Dataset entries:
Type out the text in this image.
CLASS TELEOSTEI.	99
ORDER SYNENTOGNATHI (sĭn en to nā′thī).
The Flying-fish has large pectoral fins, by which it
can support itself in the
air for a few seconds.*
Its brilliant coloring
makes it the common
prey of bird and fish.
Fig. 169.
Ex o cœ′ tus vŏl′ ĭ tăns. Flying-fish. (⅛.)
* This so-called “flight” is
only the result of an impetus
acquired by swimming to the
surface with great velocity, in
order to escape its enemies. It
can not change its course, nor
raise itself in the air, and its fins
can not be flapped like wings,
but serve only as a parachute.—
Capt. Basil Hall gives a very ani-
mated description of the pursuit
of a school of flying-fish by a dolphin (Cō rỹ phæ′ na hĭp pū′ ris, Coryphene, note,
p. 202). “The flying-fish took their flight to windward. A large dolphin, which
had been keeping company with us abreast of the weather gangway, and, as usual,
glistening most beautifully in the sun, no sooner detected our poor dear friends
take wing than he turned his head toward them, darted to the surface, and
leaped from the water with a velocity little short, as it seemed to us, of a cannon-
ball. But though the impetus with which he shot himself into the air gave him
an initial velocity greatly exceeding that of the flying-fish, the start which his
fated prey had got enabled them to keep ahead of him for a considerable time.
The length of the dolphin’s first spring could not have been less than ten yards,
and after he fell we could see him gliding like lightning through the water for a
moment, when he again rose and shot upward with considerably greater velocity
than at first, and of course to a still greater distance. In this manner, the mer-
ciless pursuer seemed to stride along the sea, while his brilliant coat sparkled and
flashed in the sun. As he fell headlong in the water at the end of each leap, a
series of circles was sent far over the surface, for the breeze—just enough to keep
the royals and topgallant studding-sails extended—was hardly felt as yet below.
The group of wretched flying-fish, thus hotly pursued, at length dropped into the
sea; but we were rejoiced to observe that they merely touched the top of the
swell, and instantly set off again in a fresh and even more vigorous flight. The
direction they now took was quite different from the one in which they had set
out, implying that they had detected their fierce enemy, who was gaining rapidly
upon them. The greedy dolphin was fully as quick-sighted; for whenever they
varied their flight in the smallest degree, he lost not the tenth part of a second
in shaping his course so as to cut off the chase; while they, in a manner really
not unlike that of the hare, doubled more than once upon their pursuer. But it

WHAT YOU ARE ASKED TO DO: Every line above should be written out again exactly as it stands.

CORRECT ANSWER:
Type out the text in this image.
CLASS TELEOSTEI.	99
ORDER SYNENTOGNATHI (sĭn en to nā′thī).
The Flying-fish has large pectoral fins, by which it
can support itself in the
air for a few seconds.*
Its brilliant coloring
makes it the common
prey of bird and fish.
Fig. 169.
Ex o cœ′ tus vŏl′ ĭ tăns. Flying-fish. (⅛.)
* This so-called “flight” is
only the result of an impetus
acquired by swimming to the
surface with great velocity, in
order to escape its enemies. It
can not change its course, nor
raise itself in the air, and its fins
can not be flapped like wings,
but serve only as a parachute.—
Capt. Basil Hall gives a very ani-
mated description of the pursuit
of a school of flying-fish by a dolphin (Cō rỹ phæ′ na hĭp pū′ ris, Coryphene, note,
p. 202). “The flying-fish took their flight to windward. A large dolphin, which
had been keeping company with us abreast of the weather gangway, and, as usual,
glistening most beautifully in the sun, no sooner detected our poor dear friends
take wing than he turned his head toward them, darted to the surface, and
leaped from the water with a velocity little short, as it seemed to us, of a cannon-
ball. But though the impetus with which he shot himself into the air gave him
an initial velocity greatly exceeding that of the flying-fish, the start which his
fated prey had got enabled them to keep ahead of him for a considerable time.
The length of the dolphin’s first spring could not have been less than ten yards,
and after he fell we could see him gliding like lightning through the water for a
moment, when he again rose and shot upward with considerably greater velocity
than at first, and of course to a still greater distance. In this manner, the mer-
ciless pursuer seemed to stride along the sea, while his brilliant coat sparkled and
flashed in the sun. As he fell headlong in the water at the end of each leap, a
series of circles was sent far over the surface, for the breeze—just enough to keep
the royals and topgallant studding-sails extended—was hardly felt as yet below.
The group of wretched flying-fish, thus hotly pursued, at length dropped into the
sea; but we were rejoiced to observe that they merely touched the top of the
swell, and instantly set off again in a fresh and even more vigorous flight. The
direction they now took was quite different from the one in which they had set
out, implying that they had detected their fierce enemy, who was gaining rapidly
upon them. The greedy dolphin was fully as quick-sighted; for whenever they
varied their flight in the smallest degree, he lost not the tenth part of a second
in shaping his course so as to cut off the chase; while they, in a manner really
not unlike that of the hare, doubled more than once upon their pursuer. But it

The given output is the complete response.